Sift the material for lines containing "name", and return them.

--- Start of Provided information ---

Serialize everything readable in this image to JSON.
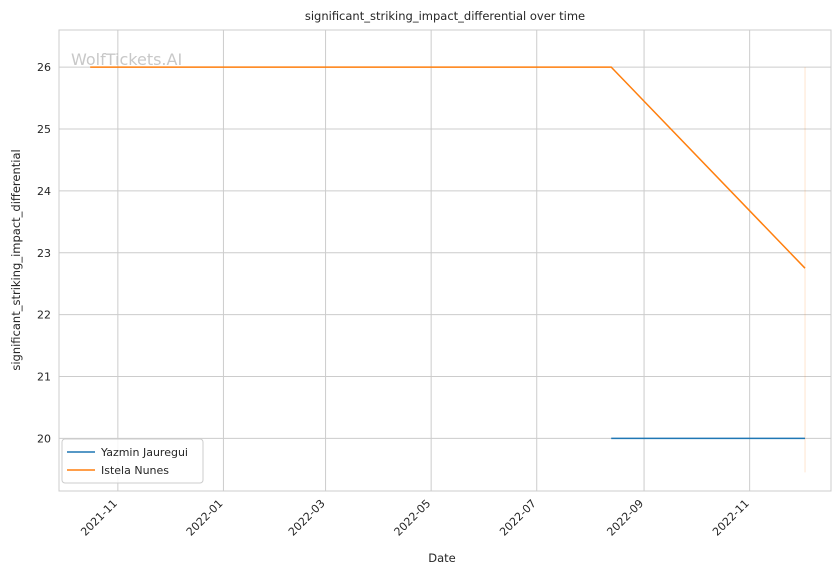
{
  "chart_data": {
    "type": "line",
    "title": "significant_striking_impact_differential over time",
    "xlabel": "Date",
    "ylabel": "significant_striking_impact_differential",
    "watermark": "WolfTickets.AI",
    "x_axis_type": "date",
    "xlim": [
      "2021-09-28",
      "2022-12-18"
    ],
    "ylim": [
      19.15,
      26.6
    ],
    "x_ticks": [
      "2021-11-01",
      "2022-01-01",
      "2022-03-01",
      "2022-05-01",
      "2022-07-01",
      "2022-09-01",
      "2022-11-01"
    ],
    "x_tick_labels": [
      "2021-11",
      "2022-01",
      "2022-03",
      "2022-05",
      "2022-07",
      "2022-09",
      "2022-11"
    ],
    "y_ticks": [
      20,
      21,
      22,
      23,
      24,
      25,
      26
    ],
    "y_tick_labels": [
      "20",
      "21",
      "22",
      "23",
      "24",
      "25",
      "26"
    ],
    "grid": true,
    "legend_position": "lower-left",
    "series": [
      {
        "name": "Yazmin Jauregui",
        "color": "#1f77b4",
        "points": [
          {
            "x": "2022-08-13",
            "y": 20
          },
          {
            "x": "2022-12-03",
            "y": 20
          }
        ]
      },
      {
        "name": "Istela Nunes",
        "color": "#ff7f0e",
        "points": [
          {
            "x": "2021-10-16",
            "y": 26
          },
          {
            "x": "2022-08-13",
            "y": 26
          },
          {
            "x": "2022-12-03",
            "y": 22.75
          }
        ]
      }
    ],
    "vertical_markers": [
      {
        "x": "2022-12-03",
        "y_range": [
          19.45,
          26
        ],
        "color": "#ff7f0e"
      }
    ]
  }
}
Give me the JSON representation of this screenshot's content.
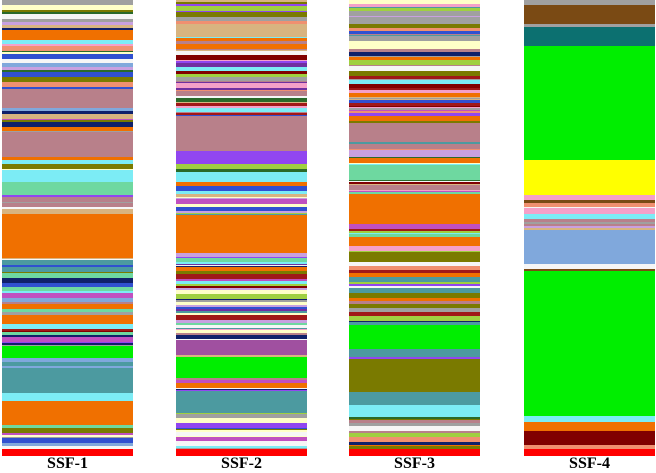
{
  "palette": {
    "orange": "#f07000",
    "green": "#00ee00",
    "yellow": "#ffff00",
    "red": "#ff0000",
    "mauve": "#b8808a",
    "teal": "#4c9aa0",
    "cyan": "#7cecf5",
    "olive": "#7a7a00",
    "purple": "#9146f0",
    "brown": "#7a4a14",
    "navy": "#10206a",
    "lightblue": "#80a8dc",
    "pink": "#f5a0c8",
    "cream": "#ffffc8",
    "tan": "#d8b480",
    "gray": "#a0a0a0",
    "maroon": "#800000",
    "darkgreen": "#2a6a2a",
    "magenta": "#c050c0",
    "lavender": "#c8a0e0",
    "seagreen": "#6ed8a0",
    "darkteal": "#0c7070",
    "plum": "#a050a0",
    "salmon": "#f09070",
    "blue": "#3050d0",
    "lime": "#a0d040",
    "darkred": "#a01818",
    "violet": "#7030a0",
    "white": "#f6f6f6"
  },
  "noise_palettes": {
    "SSF-1": [
      "mauve",
      "cyan",
      "navy",
      "pink",
      "cream",
      "tan",
      "gray",
      "maroon",
      "magenta",
      "lavender",
      "purple",
      "blue",
      "darkgreen",
      "seagreen",
      "orange",
      "salmon",
      "olive",
      "teal",
      "lightblue",
      "darkred",
      "white"
    ],
    "SSF-2": [
      "mauve",
      "cyan",
      "navy",
      "pink",
      "cream",
      "tan",
      "gray",
      "maroon",
      "magenta",
      "lavender",
      "purple",
      "blue",
      "darkgreen",
      "seagreen",
      "orange",
      "olive",
      "teal",
      "violet",
      "lime",
      "salmon",
      "darkred",
      "white"
    ],
    "SSF-3": [
      "mauve",
      "cyan",
      "navy",
      "pink",
      "cream",
      "tan",
      "gray",
      "maroon",
      "magenta",
      "lavender",
      "purple",
      "blue",
      "darkgreen",
      "seagreen",
      "orange",
      "olive",
      "teal",
      "salmon",
      "lime",
      "darkred",
      "white"
    ],
    "SSF-4": [
      "salmon",
      "pink",
      "cyan",
      "tan",
      "gray",
      "brown",
      "mauve",
      "lavender",
      "white"
    ]
  },
  "columns": [
    {
      "label": "SSF-1",
      "segments": [
        {
          "from": 0.0,
          "to": 0.066,
          "kind": "noise",
          "seed": 11
        },
        {
          "from": 0.066,
          "to": 0.088,
          "kind": "solid",
          "color": "orange"
        },
        {
          "from": 0.088,
          "to": 0.196,
          "kind": "noise",
          "seed": 12
        },
        {
          "from": 0.196,
          "to": 0.236,
          "kind": "solid",
          "color": "mauve"
        },
        {
          "from": 0.236,
          "to": 0.29,
          "kind": "noise",
          "seed": 13
        },
        {
          "from": 0.29,
          "to": 0.344,
          "kind": "solid",
          "color": "mauve"
        },
        {
          "from": 0.344,
          "to": 0.372,
          "kind": "noise",
          "seed": 14
        },
        {
          "from": 0.372,
          "to": 0.4,
          "kind": "solid",
          "color": "cyan"
        },
        {
          "from": 0.4,
          "to": 0.428,
          "kind": "solid",
          "color": "seagreen"
        },
        {
          "from": 0.428,
          "to": 0.47,
          "kind": "noise",
          "seed": 15
        },
        {
          "from": 0.47,
          "to": 0.565,
          "kind": "solid",
          "color": "orange"
        },
        {
          "from": 0.565,
          "to": 0.69,
          "kind": "noise",
          "seed": 16
        },
        {
          "from": 0.69,
          "to": 0.71,
          "kind": "solid",
          "color": "orange"
        },
        {
          "from": 0.71,
          "to": 0.758,
          "kind": "noise",
          "seed": 17
        },
        {
          "from": 0.758,
          "to": 0.786,
          "kind": "solid",
          "color": "green"
        },
        {
          "from": 0.786,
          "to": 0.808,
          "kind": "noise",
          "seed": 18
        },
        {
          "from": 0.808,
          "to": 0.862,
          "kind": "solid",
          "color": "teal"
        },
        {
          "from": 0.862,
          "to": 0.88,
          "kind": "solid",
          "color": "cyan"
        },
        {
          "from": 0.88,
          "to": 0.932,
          "kind": "solid",
          "color": "orange"
        },
        {
          "from": 0.932,
          "to": 0.985,
          "kind": "noise",
          "seed": 19
        },
        {
          "from": 0.985,
          "to": 1.0,
          "kind": "solid",
          "color": "red"
        }
      ]
    },
    {
      "label": "SSF-2",
      "segments": [
        {
          "from": 0.0,
          "to": 0.052,
          "kind": "noise",
          "seed": 21
        },
        {
          "from": 0.052,
          "to": 0.082,
          "kind": "solid",
          "color": "tan"
        },
        {
          "from": 0.082,
          "to": 0.255,
          "kind": "noise",
          "seed": 22
        },
        {
          "from": 0.255,
          "to": 0.332,
          "kind": "solid",
          "color": "mauve"
        },
        {
          "from": 0.332,
          "to": 0.36,
          "kind": "solid",
          "color": "purple"
        },
        {
          "from": 0.36,
          "to": 0.378,
          "kind": "noise",
          "seed": 23
        },
        {
          "from": 0.378,
          "to": 0.4,
          "kind": "solid",
          "color": "cyan"
        },
        {
          "from": 0.4,
          "to": 0.472,
          "kind": "noise",
          "seed": 24
        },
        {
          "from": 0.472,
          "to": 0.555,
          "kind": "solid",
          "color": "orange"
        },
        {
          "from": 0.555,
          "to": 0.745,
          "kind": "noise",
          "seed": 25
        },
        {
          "from": 0.745,
          "to": 0.778,
          "kind": "solid",
          "color": "plum"
        },
        {
          "from": 0.778,
          "to": 0.782,
          "kind": "noise",
          "seed": 26
        },
        {
          "from": 0.782,
          "to": 0.83,
          "kind": "solid",
          "color": "green"
        },
        {
          "from": 0.83,
          "to": 0.858,
          "kind": "noise",
          "seed": 27
        },
        {
          "from": 0.858,
          "to": 0.905,
          "kind": "solid",
          "color": "teal"
        },
        {
          "from": 0.905,
          "to": 0.985,
          "kind": "noise",
          "seed": 28
        },
        {
          "from": 0.985,
          "to": 1.0,
          "kind": "solid",
          "color": "red"
        }
      ]
    },
    {
      "label": "SSF-3",
      "segments": [
        {
          "from": 0.0,
          "to": 0.09,
          "kind": "noise",
          "seed": 31
        },
        {
          "from": 0.09,
          "to": 0.108,
          "kind": "solid",
          "color": "cream"
        },
        {
          "from": 0.108,
          "to": 0.27,
          "kind": "noise",
          "seed": 32
        },
        {
          "from": 0.27,
          "to": 0.312,
          "kind": "solid",
          "color": "mauve"
        },
        {
          "from": 0.312,
          "to": 0.362,
          "kind": "noise",
          "seed": 33
        },
        {
          "from": 0.362,
          "to": 0.395,
          "kind": "solid",
          "color": "seagreen"
        },
        {
          "from": 0.395,
          "to": 0.426,
          "kind": "noise",
          "seed": 34
        },
        {
          "from": 0.426,
          "to": 0.492,
          "kind": "solid",
          "color": "orange"
        },
        {
          "from": 0.492,
          "to": 0.52,
          "kind": "noise",
          "seed": 35
        },
        {
          "from": 0.52,
          "to": 0.54,
          "kind": "solid",
          "color": "orange"
        },
        {
          "from": 0.54,
          "to": 0.552,
          "kind": "noise",
          "seed": 36
        },
        {
          "from": 0.552,
          "to": 0.575,
          "kind": "solid",
          "color": "olive"
        },
        {
          "from": 0.575,
          "to": 0.712,
          "kind": "noise",
          "seed": 37
        },
        {
          "from": 0.712,
          "to": 0.765,
          "kind": "solid",
          "color": "green"
        },
        {
          "from": 0.765,
          "to": 0.788,
          "kind": "noise",
          "seed": 38
        },
        {
          "from": 0.788,
          "to": 0.86,
          "kind": "solid",
          "color": "olive"
        },
        {
          "from": 0.86,
          "to": 0.888,
          "kind": "solid",
          "color": "teal"
        },
        {
          "from": 0.888,
          "to": 0.915,
          "kind": "solid",
          "color": "cyan"
        },
        {
          "from": 0.915,
          "to": 0.985,
          "kind": "noise",
          "seed": 39
        },
        {
          "from": 0.985,
          "to": 1.0,
          "kind": "solid",
          "color": "red"
        }
      ]
    },
    {
      "label": "SSF-4",
      "segments": [
        {
          "from": 0.0,
          "to": 0.012,
          "kind": "solid",
          "color": "gray"
        },
        {
          "from": 0.012,
          "to": 0.052,
          "kind": "solid",
          "color": "brown"
        },
        {
          "from": 0.052,
          "to": 0.06,
          "kind": "solid",
          "color": "gray"
        },
        {
          "from": 0.06,
          "to": 0.1,
          "kind": "solid",
          "color": "darkteal"
        },
        {
          "from": 0.1,
          "to": 0.35,
          "kind": "solid",
          "color": "green"
        },
        {
          "from": 0.35,
          "to": 0.428,
          "kind": "solid",
          "color": "yellow"
        },
        {
          "from": 0.428,
          "to": 0.505,
          "kind": "noise",
          "seed": 41
        },
        {
          "from": 0.505,
          "to": 0.58,
          "kind": "solid",
          "color": "lightblue"
        },
        {
          "from": 0.58,
          "to": 0.595,
          "kind": "noise",
          "seed": 42
        },
        {
          "from": 0.595,
          "to": 0.912,
          "kind": "solid",
          "color": "green"
        },
        {
          "from": 0.912,
          "to": 0.925,
          "kind": "solid",
          "color": "cyan"
        },
        {
          "from": 0.925,
          "to": 0.945,
          "kind": "solid",
          "color": "orange"
        },
        {
          "from": 0.945,
          "to": 0.975,
          "kind": "solid",
          "color": "maroon"
        },
        {
          "from": 0.975,
          "to": 0.985,
          "kind": "solid",
          "color": "salmon"
        },
        {
          "from": 0.985,
          "to": 1.0,
          "kind": "solid",
          "color": "red"
        }
      ]
    }
  ]
}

--- End of Provided information ---

→ **Exercise output**:
        "name": "Yazmin Jauregui",
        "name": "Istela Nunes",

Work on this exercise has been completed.